[Data excerpts]
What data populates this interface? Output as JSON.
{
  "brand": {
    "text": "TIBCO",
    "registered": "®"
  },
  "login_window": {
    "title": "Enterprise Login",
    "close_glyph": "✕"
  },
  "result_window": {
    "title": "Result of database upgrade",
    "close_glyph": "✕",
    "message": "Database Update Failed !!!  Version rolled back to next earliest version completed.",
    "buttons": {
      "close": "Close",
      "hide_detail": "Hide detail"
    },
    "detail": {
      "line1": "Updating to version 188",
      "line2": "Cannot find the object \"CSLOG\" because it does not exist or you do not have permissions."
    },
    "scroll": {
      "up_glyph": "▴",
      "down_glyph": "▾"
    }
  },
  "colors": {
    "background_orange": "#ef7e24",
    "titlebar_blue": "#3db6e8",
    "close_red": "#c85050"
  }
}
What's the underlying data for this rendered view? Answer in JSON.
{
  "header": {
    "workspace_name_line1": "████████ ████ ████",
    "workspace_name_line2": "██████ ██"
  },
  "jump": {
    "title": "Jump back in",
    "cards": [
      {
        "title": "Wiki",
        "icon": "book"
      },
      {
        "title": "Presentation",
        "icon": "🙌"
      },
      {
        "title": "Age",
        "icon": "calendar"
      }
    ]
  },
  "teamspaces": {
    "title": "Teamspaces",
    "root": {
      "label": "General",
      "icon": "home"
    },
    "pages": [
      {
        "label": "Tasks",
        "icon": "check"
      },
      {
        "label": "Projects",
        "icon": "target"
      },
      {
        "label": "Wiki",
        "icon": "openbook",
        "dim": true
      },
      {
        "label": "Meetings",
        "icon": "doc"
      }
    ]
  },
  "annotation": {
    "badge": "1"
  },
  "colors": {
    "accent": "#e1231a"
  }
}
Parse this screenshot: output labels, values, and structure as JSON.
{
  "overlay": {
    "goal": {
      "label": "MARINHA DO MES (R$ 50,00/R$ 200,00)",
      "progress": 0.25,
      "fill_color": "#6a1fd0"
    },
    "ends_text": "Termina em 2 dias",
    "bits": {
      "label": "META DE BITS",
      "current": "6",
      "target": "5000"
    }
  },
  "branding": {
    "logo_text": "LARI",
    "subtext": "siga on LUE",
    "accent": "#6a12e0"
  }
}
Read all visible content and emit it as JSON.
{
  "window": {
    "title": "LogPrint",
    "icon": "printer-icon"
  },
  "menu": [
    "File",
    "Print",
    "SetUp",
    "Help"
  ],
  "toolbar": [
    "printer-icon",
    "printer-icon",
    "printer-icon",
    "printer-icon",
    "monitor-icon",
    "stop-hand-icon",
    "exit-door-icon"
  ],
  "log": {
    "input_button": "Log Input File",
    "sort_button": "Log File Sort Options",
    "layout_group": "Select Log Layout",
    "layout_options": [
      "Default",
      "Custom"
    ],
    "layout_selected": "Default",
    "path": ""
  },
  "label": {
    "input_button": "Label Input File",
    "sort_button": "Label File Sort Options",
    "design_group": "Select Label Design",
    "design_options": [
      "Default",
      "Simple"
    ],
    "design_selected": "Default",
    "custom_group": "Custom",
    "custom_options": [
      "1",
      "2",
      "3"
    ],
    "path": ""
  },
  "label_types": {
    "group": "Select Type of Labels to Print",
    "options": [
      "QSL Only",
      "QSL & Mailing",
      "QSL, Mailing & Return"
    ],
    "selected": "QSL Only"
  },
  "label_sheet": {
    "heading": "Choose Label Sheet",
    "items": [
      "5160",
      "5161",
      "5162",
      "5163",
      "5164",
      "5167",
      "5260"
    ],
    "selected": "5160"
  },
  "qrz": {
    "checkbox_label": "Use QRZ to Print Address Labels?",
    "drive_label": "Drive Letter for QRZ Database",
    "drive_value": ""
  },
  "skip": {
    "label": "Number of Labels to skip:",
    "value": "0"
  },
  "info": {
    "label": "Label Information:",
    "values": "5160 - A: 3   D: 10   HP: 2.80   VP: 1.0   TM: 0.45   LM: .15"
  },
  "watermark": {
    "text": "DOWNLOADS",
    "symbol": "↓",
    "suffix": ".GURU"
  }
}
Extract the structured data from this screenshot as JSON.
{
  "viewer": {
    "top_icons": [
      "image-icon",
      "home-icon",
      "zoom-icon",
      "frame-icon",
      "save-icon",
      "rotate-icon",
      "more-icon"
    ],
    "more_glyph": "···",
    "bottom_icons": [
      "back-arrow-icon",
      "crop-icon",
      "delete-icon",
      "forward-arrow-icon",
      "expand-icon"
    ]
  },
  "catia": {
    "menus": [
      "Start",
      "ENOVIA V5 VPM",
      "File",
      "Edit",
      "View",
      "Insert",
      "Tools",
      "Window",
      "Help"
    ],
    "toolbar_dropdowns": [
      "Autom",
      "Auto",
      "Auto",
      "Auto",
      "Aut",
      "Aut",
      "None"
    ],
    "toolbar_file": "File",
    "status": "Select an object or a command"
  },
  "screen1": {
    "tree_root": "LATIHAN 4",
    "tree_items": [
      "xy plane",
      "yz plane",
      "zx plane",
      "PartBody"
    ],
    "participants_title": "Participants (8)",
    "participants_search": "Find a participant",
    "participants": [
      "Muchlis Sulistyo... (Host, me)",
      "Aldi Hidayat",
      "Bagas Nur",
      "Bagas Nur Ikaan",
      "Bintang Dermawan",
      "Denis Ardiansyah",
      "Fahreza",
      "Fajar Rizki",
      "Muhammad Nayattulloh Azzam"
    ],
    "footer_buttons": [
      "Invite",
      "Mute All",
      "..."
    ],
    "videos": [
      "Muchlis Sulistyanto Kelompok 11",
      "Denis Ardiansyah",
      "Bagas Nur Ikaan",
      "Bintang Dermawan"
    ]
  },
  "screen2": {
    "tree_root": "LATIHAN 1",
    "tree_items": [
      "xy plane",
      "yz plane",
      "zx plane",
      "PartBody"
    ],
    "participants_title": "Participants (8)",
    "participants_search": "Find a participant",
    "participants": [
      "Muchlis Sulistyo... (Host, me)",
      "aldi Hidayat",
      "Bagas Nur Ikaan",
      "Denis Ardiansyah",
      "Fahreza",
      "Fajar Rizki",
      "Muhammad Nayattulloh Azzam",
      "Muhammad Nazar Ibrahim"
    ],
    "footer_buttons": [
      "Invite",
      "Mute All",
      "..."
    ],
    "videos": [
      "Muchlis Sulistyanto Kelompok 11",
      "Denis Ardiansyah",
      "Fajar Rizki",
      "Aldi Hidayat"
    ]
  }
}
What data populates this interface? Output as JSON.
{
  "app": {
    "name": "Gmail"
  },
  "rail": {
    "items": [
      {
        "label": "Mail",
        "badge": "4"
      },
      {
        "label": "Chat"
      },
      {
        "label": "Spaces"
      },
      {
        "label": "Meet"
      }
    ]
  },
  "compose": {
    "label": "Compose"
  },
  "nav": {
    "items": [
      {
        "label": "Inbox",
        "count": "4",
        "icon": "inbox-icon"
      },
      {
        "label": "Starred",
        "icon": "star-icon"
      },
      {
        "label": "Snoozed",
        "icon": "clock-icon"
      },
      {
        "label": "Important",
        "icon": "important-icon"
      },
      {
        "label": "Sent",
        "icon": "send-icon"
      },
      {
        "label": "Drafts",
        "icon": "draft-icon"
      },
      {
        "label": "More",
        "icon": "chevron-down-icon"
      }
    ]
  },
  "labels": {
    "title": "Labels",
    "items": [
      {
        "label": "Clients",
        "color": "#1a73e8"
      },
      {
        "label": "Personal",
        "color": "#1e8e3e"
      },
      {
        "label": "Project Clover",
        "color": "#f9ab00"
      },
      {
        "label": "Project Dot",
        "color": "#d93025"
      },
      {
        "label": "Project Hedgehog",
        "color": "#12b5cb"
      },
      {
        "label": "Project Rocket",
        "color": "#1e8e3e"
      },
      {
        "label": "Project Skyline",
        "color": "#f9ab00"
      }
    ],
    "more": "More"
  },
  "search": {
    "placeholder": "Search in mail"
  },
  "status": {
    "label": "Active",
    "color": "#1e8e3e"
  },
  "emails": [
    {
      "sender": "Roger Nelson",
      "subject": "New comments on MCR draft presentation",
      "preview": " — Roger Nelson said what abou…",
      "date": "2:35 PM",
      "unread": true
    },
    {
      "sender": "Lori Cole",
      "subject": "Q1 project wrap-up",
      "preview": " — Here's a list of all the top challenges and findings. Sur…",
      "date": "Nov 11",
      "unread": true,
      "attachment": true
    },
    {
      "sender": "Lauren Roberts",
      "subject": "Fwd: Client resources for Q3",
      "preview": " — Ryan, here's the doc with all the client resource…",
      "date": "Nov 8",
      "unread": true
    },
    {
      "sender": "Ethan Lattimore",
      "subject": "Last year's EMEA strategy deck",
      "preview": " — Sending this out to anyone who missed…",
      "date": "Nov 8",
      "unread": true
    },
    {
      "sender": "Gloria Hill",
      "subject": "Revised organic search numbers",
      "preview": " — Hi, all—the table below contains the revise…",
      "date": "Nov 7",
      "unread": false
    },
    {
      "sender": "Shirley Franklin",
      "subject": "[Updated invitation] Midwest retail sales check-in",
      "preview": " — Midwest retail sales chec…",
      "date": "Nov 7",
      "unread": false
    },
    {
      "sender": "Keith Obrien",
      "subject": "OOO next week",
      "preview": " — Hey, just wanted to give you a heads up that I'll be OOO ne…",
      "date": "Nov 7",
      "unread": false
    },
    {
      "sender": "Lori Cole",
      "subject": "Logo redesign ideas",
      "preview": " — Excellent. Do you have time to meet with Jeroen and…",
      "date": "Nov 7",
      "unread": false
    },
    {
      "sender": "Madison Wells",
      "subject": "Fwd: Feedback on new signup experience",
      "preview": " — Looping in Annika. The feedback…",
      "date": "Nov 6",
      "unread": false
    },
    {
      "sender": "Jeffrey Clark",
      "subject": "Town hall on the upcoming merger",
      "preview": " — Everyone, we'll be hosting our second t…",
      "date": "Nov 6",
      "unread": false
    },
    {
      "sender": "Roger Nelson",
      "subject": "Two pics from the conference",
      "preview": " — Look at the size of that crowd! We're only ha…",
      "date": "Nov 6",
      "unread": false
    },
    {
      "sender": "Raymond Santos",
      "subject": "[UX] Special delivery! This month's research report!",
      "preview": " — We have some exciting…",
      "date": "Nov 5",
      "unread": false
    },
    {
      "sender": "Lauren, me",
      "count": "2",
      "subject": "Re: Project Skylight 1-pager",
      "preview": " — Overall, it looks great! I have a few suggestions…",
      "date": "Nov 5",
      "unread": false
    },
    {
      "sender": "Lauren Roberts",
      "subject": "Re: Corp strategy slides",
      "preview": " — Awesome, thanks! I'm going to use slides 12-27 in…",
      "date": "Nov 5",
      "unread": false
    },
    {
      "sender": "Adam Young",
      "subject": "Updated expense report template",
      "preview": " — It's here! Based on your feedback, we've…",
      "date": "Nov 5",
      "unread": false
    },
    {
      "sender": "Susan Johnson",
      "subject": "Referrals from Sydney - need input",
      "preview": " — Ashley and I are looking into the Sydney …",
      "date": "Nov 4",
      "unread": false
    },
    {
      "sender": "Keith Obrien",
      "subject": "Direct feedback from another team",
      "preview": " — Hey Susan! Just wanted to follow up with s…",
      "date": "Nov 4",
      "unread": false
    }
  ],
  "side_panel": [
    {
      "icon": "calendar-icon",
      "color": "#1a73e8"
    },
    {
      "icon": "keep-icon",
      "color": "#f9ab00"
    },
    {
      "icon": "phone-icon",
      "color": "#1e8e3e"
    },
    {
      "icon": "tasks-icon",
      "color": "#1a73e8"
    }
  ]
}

Exercise instructions. Return each line with "File".

Solution to the exercise.
    "File",
    "input_button": "Log Input File",
    "sort_button": "Log File Sort Options",
    "input_button": "Label Input File",
    "sort_button": "Label File Sort Options",
      "File",
    "toolbar_file": "File",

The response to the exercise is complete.